**What to do**
Quote the records that follow in full and exactly; leave out the pictures.

** START OF Supplied records **

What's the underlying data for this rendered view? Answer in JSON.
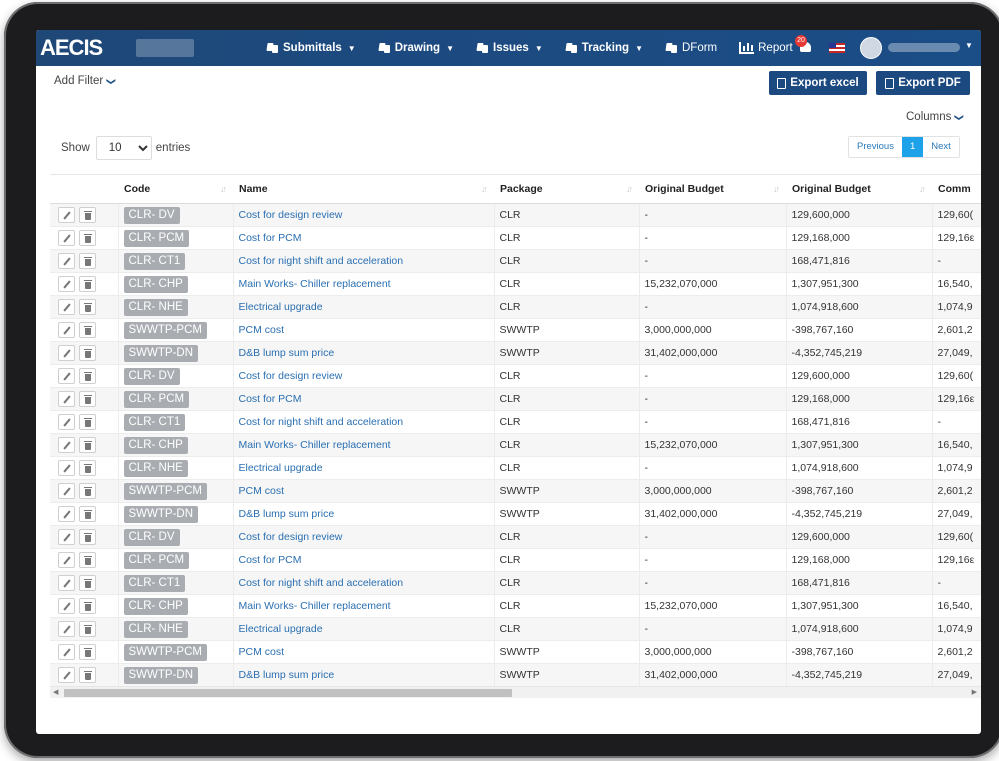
{
  "app": {
    "logo": "AECIS"
  },
  "nav": {
    "items": [
      {
        "label": "Submittals",
        "dropdown": true
      },
      {
        "label": "Drawing",
        "dropdown": true
      },
      {
        "label": "Issues",
        "dropdown": true
      },
      {
        "label": "Tracking",
        "dropdown": true
      },
      {
        "label": "DForm",
        "dropdown": false
      },
      {
        "label": "Report",
        "dropdown": false
      }
    ],
    "notification_count": "20",
    "caret": "▼"
  },
  "toolbar": {
    "add_filter": "Add Filter",
    "export_excel": "Export excel",
    "export_pdf": "Export PDF",
    "columns": "Columns",
    "chevron": "❯"
  },
  "listing": {
    "show_label": "Show",
    "entries_value": "10",
    "entries_label": "entries"
  },
  "pagination": {
    "previous": "Previous",
    "current": "1",
    "next": "Next"
  },
  "table": {
    "headers": [
      "Code",
      "Name",
      "Package",
      "Original Budget",
      "Original Budget",
      "Comm"
    ],
    "rows": [
      [
        "CLR- DV",
        "Cost for design review",
        "CLR",
        "-",
        "129,600,000",
        "129,60("
      ],
      [
        "CLR- PCM",
        "Cost for PCM",
        "CLR",
        "-",
        "129,168,000",
        "129,16ε"
      ],
      [
        "CLR- CT1",
        "Cost for night shift and acceleration",
        "CLR",
        "-",
        "168,471,816",
        "-"
      ],
      [
        "CLR- CHP",
        "Main Works- Chiller replacement",
        "CLR",
        "15,232,070,000",
        "1,307,951,300",
        "16,540,"
      ],
      [
        "CLR- NHE",
        "Electrical upgrade",
        "CLR",
        "-",
        "1,074,918,600",
        "1,074,9"
      ],
      [
        "SWWTP-PCM",
        "PCM cost",
        "SWWTP",
        "3,000,000,000",
        "-398,767,160",
        "2,601,2"
      ],
      [
        "SWWTP-DN",
        "D&B lump sum price",
        "SWWTP",
        "31,402,000,000",
        "-4,352,745,219",
        "27,049,"
      ],
      [
        "CLR- DV",
        "Cost for design review",
        "CLR",
        "-",
        "129,600,000",
        "129,60("
      ],
      [
        "CLR- PCM",
        "Cost for PCM",
        "CLR",
        "-",
        "129,168,000",
        "129,16ε"
      ],
      [
        "CLR- CT1",
        "Cost for night shift and acceleration",
        "CLR",
        "-",
        "168,471,816",
        "-"
      ],
      [
        "CLR- CHP",
        "Main Works- Chiller replacement",
        "CLR",
        "15,232,070,000",
        "1,307,951,300",
        "16,540,"
      ],
      [
        "CLR- NHE",
        "Electrical upgrade",
        "CLR",
        "-",
        "1,074,918,600",
        "1,074,9"
      ],
      [
        "SWWTP-PCM",
        "PCM cost",
        "SWWTP",
        "3,000,000,000",
        "-398,767,160",
        "2,601,2"
      ],
      [
        "SWWTP-DN",
        "D&B lump sum price",
        "SWWTP",
        "31,402,000,000",
        "-4,352,745,219",
        "27,049,"
      ],
      [
        "CLR- DV",
        "Cost for design review",
        "CLR",
        "-",
        "129,600,000",
        "129,60("
      ],
      [
        "CLR- PCM",
        "Cost for PCM",
        "CLR",
        "-",
        "129,168,000",
        "129,16ε"
      ],
      [
        "CLR- CT1",
        "Cost for night shift and acceleration",
        "CLR",
        "-",
        "168,471,816",
        "-"
      ],
      [
        "CLR- CHP",
        "Main Works- Chiller replacement",
        "CLR",
        "15,232,070,000",
        "1,307,951,300",
        "16,540,"
      ],
      [
        "CLR- NHE",
        "Electrical upgrade",
        "CLR",
        "-",
        "1,074,918,600",
        "1,074,9"
      ],
      [
        "SWWTP-PCM",
        "PCM cost",
        "SWWTP",
        "3,000,000,000",
        "-398,767,160",
        "2,601,2"
      ],
      [
        "SWWTP-DN",
        "D&B lump sum price",
        "SWWTP",
        "31,402,000,000",
        "-4,352,745,219",
        "27,049,"
      ]
    ]
  },
  "colors": {
    "nav_bg": "#1c4a80",
    "link": "#2a6fb1",
    "badge_gray": "#a9adb2",
    "pager_active": "#1da1e9"
  }
}
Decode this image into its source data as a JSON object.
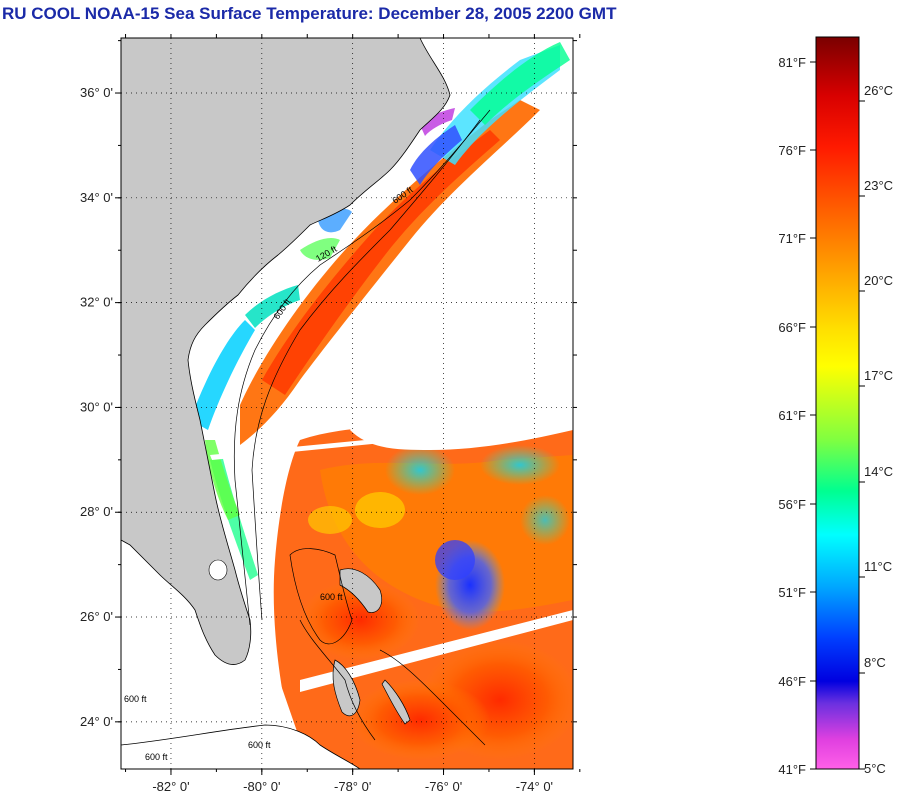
{
  "title": "RU COOL  NOAA-15  Sea Surface Temperature:  December 28, 2005 2200 GMT",
  "map": {
    "lat_ticks": [
      {
        "value": 36,
        "label": "36° 0'"
      },
      {
        "value": 34,
        "label": "34° 0'"
      },
      {
        "value": 32,
        "label": "32° 0'"
      },
      {
        "value": 30,
        "label": "30° 0'"
      },
      {
        "value": 28,
        "label": "28° 0'"
      },
      {
        "value": 26,
        "label": "26° 0'"
      },
      {
        "value": 24,
        "label": "24° 0'"
      }
    ],
    "lon_ticks": [
      {
        "value": -82,
        "label": "-82° 0'"
      },
      {
        "value": -80,
        "label": "-80° 0'"
      },
      {
        "value": -78,
        "label": "-78° 0'"
      },
      {
        "value": -76,
        "label": "-76° 0'"
      },
      {
        "value": -74,
        "label": "-74° 0'"
      }
    ],
    "contour_labels": [
      "600 ft",
      "120 ft",
      "600 ft",
      "600 ft",
      "600 ft",
      "600 ft",
      "600 ft"
    ],
    "colors": {
      "land": "#c8c8c8",
      "ocean_no_data": "#ffffff",
      "coast": "#000000"
    }
  },
  "colorbar": {
    "fahrenheit": [
      "81°F",
      "76°F",
      "71°F",
      "66°F",
      "61°F",
      "56°F",
      "51°F",
      "46°F",
      "41°F"
    ],
    "celsius": [
      "26°C",
      "23°C",
      "20°C",
      "17°C",
      "14°C",
      "11°C",
      "8°C",
      "5°C"
    ]
  }
}
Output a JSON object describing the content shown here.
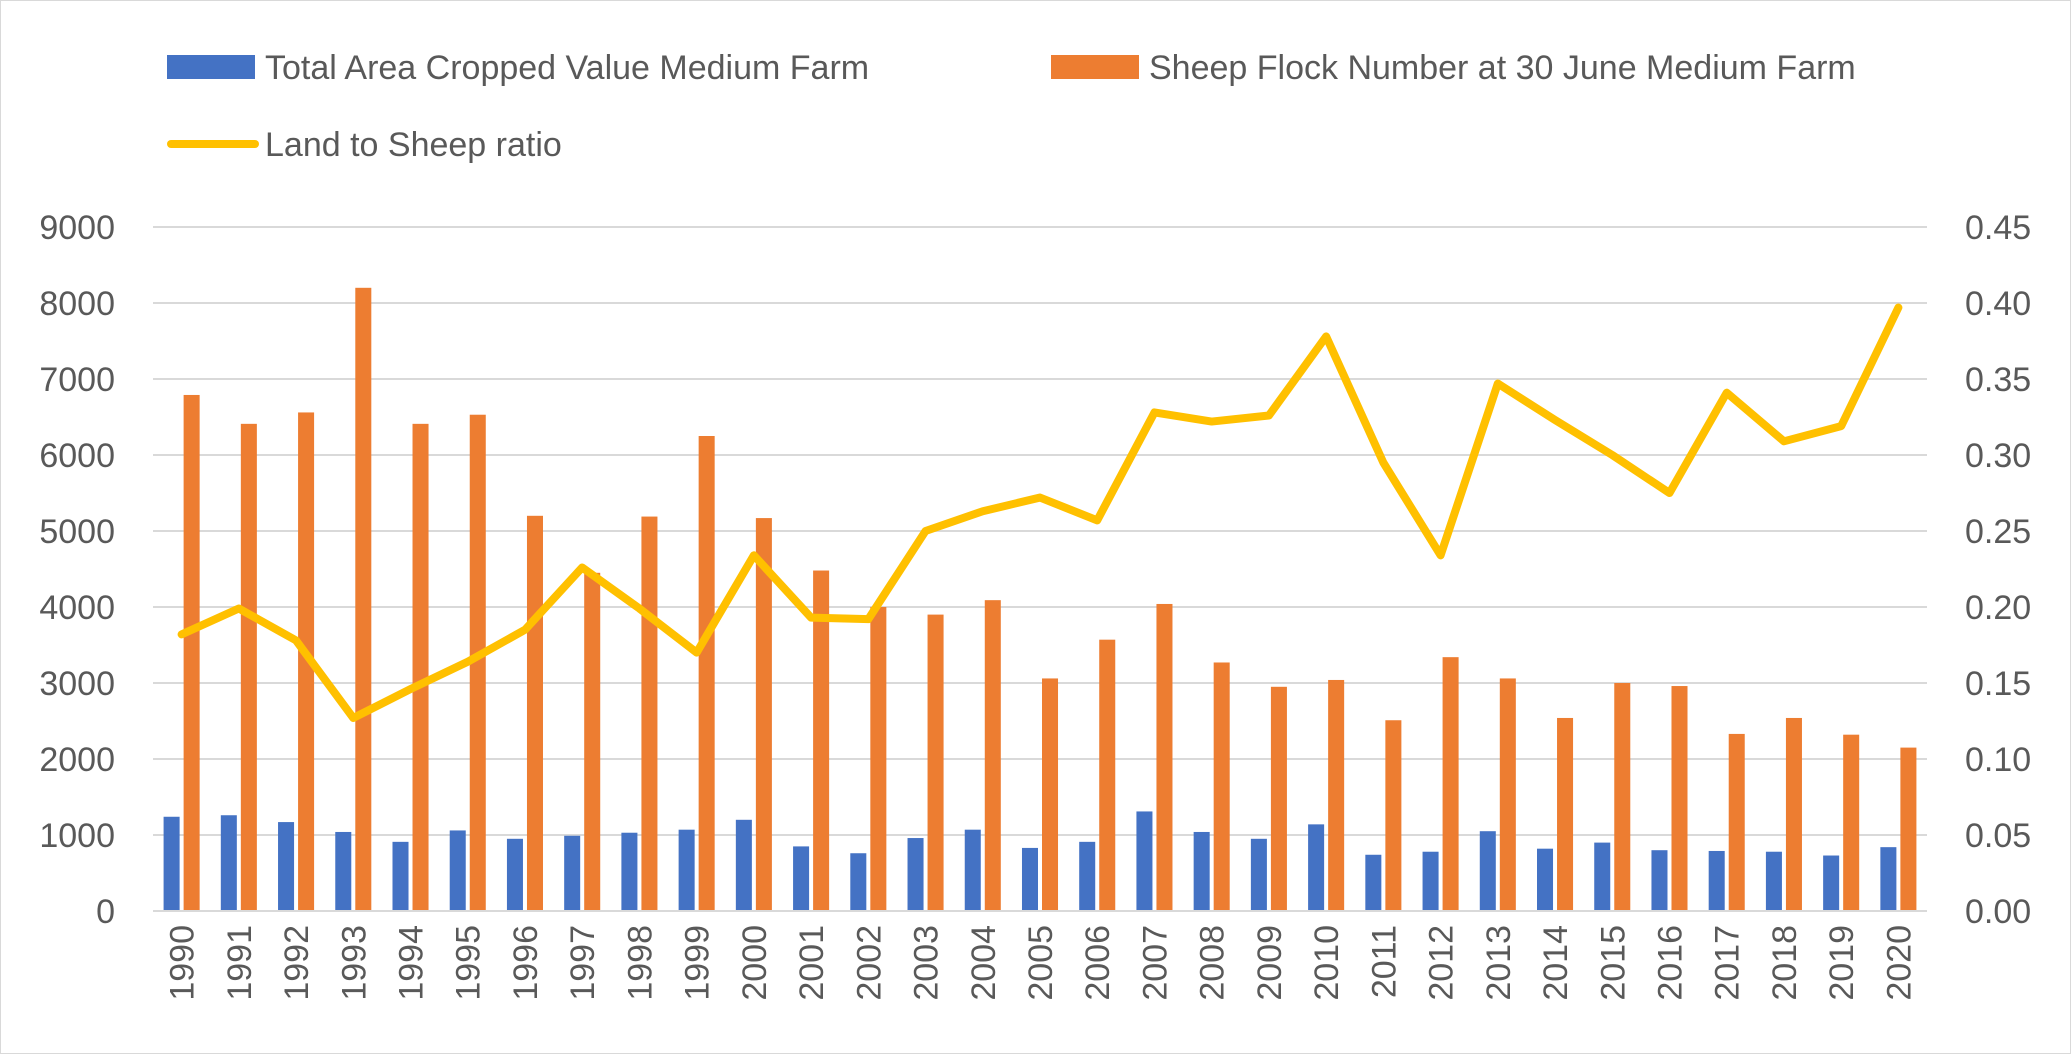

** END OF Supplied records **

**Reply to the task**
What's the underlying data for this rendered view? Answer in JSON.
{
  "app": {
    "logo": "AECIS"
  },
  "nav": {
    "items": [
      {
        "label": "Submittals",
        "dropdown": true
      },
      {
        "label": "Drawing",
        "dropdown": true
      },
      {
        "label": "Issues",
        "dropdown": true
      },
      {
        "label": "Tracking",
        "dropdown": true
      },
      {
        "label": "DForm",
        "dropdown": false
      },
      {
        "label": "Report",
        "dropdown": false
      }
    ],
    "notification_count": "20",
    "caret": "▼"
  },
  "toolbar": {
    "add_filter": "Add Filter",
    "export_excel": "Export excel",
    "export_pdf": "Export PDF",
    "columns": "Columns",
    "chevron": "❯"
  },
  "listing": {
    "show_label": "Show",
    "entries_value": "10",
    "entries_label": "entries"
  },
  "pagination": {
    "previous": "Previous",
    "current": "1",
    "next": "Next"
  },
  "table": {
    "headers": [
      "Code",
      "Name",
      "Package",
      "Original Budget",
      "Original Budget",
      "Comm"
    ],
    "rows": [
      [
        "CLR- DV",
        "Cost for design review",
        "CLR",
        "-",
        "129,600,000",
        "129,60("
      ],
      [
        "CLR- PCM",
        "Cost for PCM",
        "CLR",
        "-",
        "129,168,000",
        "129,16ε"
      ],
      [
        "CLR- CT1",
        "Cost for night shift and acceleration",
        "CLR",
        "-",
        "168,471,816",
        "-"
      ],
      [
        "CLR- CHP",
        "Main Works- Chiller replacement",
        "CLR",
        "15,232,070,000",
        "1,307,951,300",
        "16,540,"
      ],
      [
        "CLR- NHE",
        "Electrical upgrade",
        "CLR",
        "-",
        "1,074,918,600",
        "1,074,9"
      ],
      [
        "SWWTP-PCM",
        "PCM cost",
        "SWWTP",
        "3,000,000,000",
        "-398,767,160",
        "2,601,2"
      ],
      [
        "SWWTP-DN",
        "D&B lump sum price",
        "SWWTP",
        "31,402,000,000",
        "-4,352,745,219",
        "27,049,"
      ],
      [
        "CLR- DV",
        "Cost for design review",
        "CLR",
        "-",
        "129,600,000",
        "129,60("
      ],
      [
        "CLR- PCM",
        "Cost for PCM",
        "CLR",
        "-",
        "129,168,000",
        "129,16ε"
      ],
      [
        "CLR- CT1",
        "Cost for night shift and acceleration",
        "CLR",
        "-",
        "168,471,816",
        "-"
      ],
      [
        "CLR- CHP",
        "Main Works- Chiller replacement",
        "CLR",
        "15,232,070,000",
        "1,307,951,300",
        "16,540,"
      ],
      [
        "CLR- NHE",
        "Electrical upgrade",
        "CLR",
        "-",
        "1,074,918,600",
        "1,074,9"
      ],
      [
        "SWWTP-PCM",
        "PCM cost",
        "SWWTP",
        "3,000,000,000",
        "-398,767,160",
        "2,601,2"
      ],
      [
        "SWWTP-DN",
        "D&B lump sum price",
        "SWWTP",
        "31,402,000,000",
        "-4,352,745,219",
        "27,049,"
      ],
      [
        "CLR- DV",
        "Cost for design review",
        "CLR",
        "-",
        "129,600,000",
        "129,60("
      ],
      [
        "CLR- PCM",
        "Cost for PCM",
        "CLR",
        "-",
        "129,168,000",
        "129,16ε"
      ],
      [
        "CLR- CT1",
        "Cost for night shift and acceleration",
        "CLR",
        "-",
        "168,471,816",
        "-"
      ],
      [
        "CLR- CHP",
        "Main Works- Chiller replacement",
        "CLR",
        "15,232,070,000",
        "1,307,951,300",
        "16,540,"
      ],
      [
        "CLR- NHE",
        "Electrical upgrade",
        "CLR",
        "-",
        "1,074,918,600",
        "1,074,9"
      ],
      [
        "SWWTP-PCM",
        "PCM cost",
        "SWWTP",
        "3,000,000,000",
        "-398,767,160",
        "2,601,2"
      ],
      [
        "SWWTP-DN",
        "D&B lump sum price",
        "SWWTP",
        "31,402,000,000",
        "-4,352,745,219",
        "27,049,"
      ]
    ]
  },
  "colors": {
    "nav_bg": "#1c4a80",
    "link": "#2a6fb1",
    "badge_gray": "#a9adb2",
    "pager_active": "#1da1e9"
  }
}
Decode this image into its source data as a JSON object.
{
  "title": "RU COOL  NOAA-15  Sea Surface Temperature:  December 28, 2005 2200 GMT",
  "map": {
    "lat_ticks": [
      {
        "value": 36,
        "label": "36° 0'"
      },
      {
        "value": 34,
        "label": "34° 0'"
      },
      {
        "value": 32,
        "label": "32° 0'"
      },
      {
        "value": 30,
        "label": "30° 0'"
      },
      {
        "value": 28,
        "label": "28° 0'"
      },
      {
        "value": 26,
        "label": "26° 0'"
      },
      {
        "value": 24,
        "label": "24° 0'"
      }
    ],
    "lon_ticks": [
      {
        "value": -82,
        "label": "-82° 0'"
      },
      {
        "value": -80,
        "label": "-80° 0'"
      },
      {
        "value": -78,
        "label": "-78° 0'"
      },
      {
        "value": -76,
        "label": "-76° 0'"
      },
      {
        "value": -74,
        "label": "-74° 0'"
      }
    ],
    "contour_labels": [
      "600 ft",
      "120 ft",
      "600 ft",
      "600 ft",
      "600 ft",
      "600 ft",
      "600 ft"
    ],
    "colors": {
      "land": "#c8c8c8",
      "ocean_no_data": "#ffffff",
      "coast": "#000000"
    }
  },
  "colorbar": {
    "fahrenheit": [
      "81°F",
      "76°F",
      "71°F",
      "66°F",
      "61°F",
      "56°F",
      "51°F",
      "46°F",
      "41°F"
    ],
    "celsius": [
      "26°C",
      "23°C",
      "20°C",
      "17°C",
      "14°C",
      "11°C",
      "8°C",
      "5°C"
    ]
  }
}
Output a JSON object describing the content shown here.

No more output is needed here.